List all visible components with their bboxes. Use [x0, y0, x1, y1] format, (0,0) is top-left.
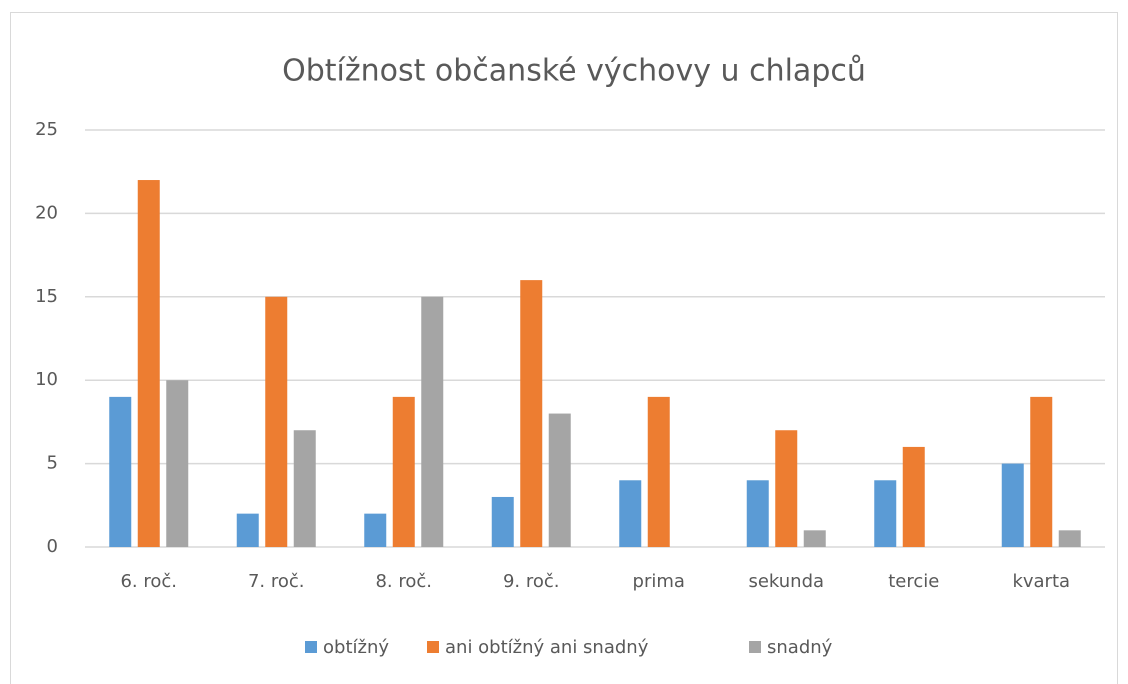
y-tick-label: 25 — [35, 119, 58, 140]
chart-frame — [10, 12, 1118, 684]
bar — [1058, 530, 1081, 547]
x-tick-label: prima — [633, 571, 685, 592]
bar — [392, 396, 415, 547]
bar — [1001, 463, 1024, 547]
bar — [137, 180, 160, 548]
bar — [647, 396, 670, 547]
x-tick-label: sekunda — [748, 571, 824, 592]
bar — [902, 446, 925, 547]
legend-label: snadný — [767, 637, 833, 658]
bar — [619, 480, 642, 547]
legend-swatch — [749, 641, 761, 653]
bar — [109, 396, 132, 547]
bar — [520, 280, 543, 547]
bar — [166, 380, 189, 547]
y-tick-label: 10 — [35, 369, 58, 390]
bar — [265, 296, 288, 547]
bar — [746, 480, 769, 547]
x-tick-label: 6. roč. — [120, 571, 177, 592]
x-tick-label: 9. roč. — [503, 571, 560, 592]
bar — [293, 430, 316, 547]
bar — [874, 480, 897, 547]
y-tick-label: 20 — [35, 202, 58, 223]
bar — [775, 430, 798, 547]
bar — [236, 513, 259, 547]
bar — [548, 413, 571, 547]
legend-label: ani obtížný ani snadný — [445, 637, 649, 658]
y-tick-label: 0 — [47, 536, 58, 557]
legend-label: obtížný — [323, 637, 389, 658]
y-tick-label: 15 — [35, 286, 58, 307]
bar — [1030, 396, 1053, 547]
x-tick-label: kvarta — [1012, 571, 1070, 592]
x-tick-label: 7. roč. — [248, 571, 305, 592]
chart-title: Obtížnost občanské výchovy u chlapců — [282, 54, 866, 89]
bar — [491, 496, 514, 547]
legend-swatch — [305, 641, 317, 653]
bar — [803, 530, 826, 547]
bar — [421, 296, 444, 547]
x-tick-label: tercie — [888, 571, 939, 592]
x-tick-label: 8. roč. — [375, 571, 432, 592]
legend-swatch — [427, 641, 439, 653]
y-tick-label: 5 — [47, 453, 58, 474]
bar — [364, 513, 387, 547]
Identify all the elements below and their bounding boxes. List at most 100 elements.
- - - - - - -
▶ [The request]: Can you reproduce all of the data above word for word, leaving out the picture?

▶ [Result of the task]:
List all visible components with their bboxes. Use [x0, y0, x1, y1] format, (0,0) is top-left.
y-tick-label: 25 — [35, 119, 58, 140]
chart-frame — [10, 12, 1118, 684]
bar — [1058, 530, 1081, 547]
x-tick-label: prima — [633, 571, 685, 592]
bar — [392, 396, 415, 547]
bar — [1001, 463, 1024, 547]
bar — [137, 180, 160, 548]
bar — [647, 396, 670, 547]
x-tick-label: sekunda — [748, 571, 824, 592]
bar — [902, 446, 925, 547]
legend-label: snadný — [767, 637, 833, 658]
bar — [619, 480, 642, 547]
legend-swatch — [749, 641, 761, 653]
bar — [109, 396, 132, 547]
bar — [520, 280, 543, 547]
bar — [166, 380, 189, 547]
y-tick-label: 10 — [35, 369, 58, 390]
bar — [265, 296, 288, 547]
bar — [746, 480, 769, 547]
x-tick-label: 6. roč. — [120, 571, 177, 592]
x-tick-label: 9. roč. — [503, 571, 560, 592]
bar — [293, 430, 316, 547]
bar — [874, 480, 897, 547]
y-tick-label: 20 — [35, 202, 58, 223]
bar — [775, 430, 798, 547]
bar — [236, 513, 259, 547]
bar — [548, 413, 571, 547]
legend-label: ani obtížný ani snadný — [445, 637, 649, 658]
y-tick-label: 0 — [47, 536, 58, 557]
legend-label: obtížný — [323, 637, 389, 658]
y-tick-label: 15 — [35, 286, 58, 307]
bar — [1030, 396, 1053, 547]
x-tick-label: kvarta — [1012, 571, 1070, 592]
x-tick-label: 7. roč. — [248, 571, 305, 592]
chart-title: Obtížnost občanské výchovy u chlapců — [282, 54, 866, 89]
bar — [491, 496, 514, 547]
legend-swatch — [305, 641, 317, 653]
bar — [803, 530, 826, 547]
bar — [421, 296, 444, 547]
x-tick-label: tercie — [888, 571, 939, 592]
x-tick-label: 8. roč. — [375, 571, 432, 592]
legend-swatch — [427, 641, 439, 653]
y-tick-label: 5 — [47, 453, 58, 474]
bar — [364, 513, 387, 547]
Identify all the elements below and their bounding boxes. List at most 100 elements.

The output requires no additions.